Problem to solve
Search the material for the string "text", then return every line where it is found.

Recorded information
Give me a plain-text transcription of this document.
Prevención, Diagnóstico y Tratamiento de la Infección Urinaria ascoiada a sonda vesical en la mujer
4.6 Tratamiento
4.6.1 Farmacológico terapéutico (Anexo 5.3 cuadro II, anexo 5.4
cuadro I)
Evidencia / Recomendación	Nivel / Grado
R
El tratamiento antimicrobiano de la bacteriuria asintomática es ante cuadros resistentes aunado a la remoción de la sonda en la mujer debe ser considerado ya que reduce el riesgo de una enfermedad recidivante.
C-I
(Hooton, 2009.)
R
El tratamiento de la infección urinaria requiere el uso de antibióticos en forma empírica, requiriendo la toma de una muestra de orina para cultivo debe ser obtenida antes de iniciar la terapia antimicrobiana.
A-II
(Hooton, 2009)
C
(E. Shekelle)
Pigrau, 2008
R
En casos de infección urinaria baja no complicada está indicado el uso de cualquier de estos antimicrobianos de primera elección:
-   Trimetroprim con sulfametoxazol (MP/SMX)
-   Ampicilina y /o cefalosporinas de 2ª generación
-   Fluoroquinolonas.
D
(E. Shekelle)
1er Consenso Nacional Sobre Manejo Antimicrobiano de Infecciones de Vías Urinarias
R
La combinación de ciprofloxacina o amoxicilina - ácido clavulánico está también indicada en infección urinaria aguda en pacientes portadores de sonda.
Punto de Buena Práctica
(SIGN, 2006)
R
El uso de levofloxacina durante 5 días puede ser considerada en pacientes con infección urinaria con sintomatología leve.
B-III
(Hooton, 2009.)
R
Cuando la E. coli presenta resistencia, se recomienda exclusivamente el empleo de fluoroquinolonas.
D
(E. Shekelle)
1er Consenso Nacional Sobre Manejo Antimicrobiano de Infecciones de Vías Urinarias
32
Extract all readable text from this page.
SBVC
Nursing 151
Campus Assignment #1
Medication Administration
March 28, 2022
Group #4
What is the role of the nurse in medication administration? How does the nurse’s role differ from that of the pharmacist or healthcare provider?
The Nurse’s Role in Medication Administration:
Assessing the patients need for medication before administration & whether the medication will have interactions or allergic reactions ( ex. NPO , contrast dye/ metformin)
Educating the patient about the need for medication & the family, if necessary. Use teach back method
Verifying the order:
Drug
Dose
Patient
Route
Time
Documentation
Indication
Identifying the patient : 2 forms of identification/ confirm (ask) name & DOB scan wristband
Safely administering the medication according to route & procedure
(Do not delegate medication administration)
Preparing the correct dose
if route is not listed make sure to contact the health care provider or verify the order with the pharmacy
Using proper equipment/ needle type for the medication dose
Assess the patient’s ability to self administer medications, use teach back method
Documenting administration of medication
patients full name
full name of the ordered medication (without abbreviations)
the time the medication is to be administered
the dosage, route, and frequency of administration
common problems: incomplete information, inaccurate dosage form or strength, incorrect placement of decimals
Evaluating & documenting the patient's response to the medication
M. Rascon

Completed exercise
Give me a plain-text transcription of this document.
Extract all readable text from this page.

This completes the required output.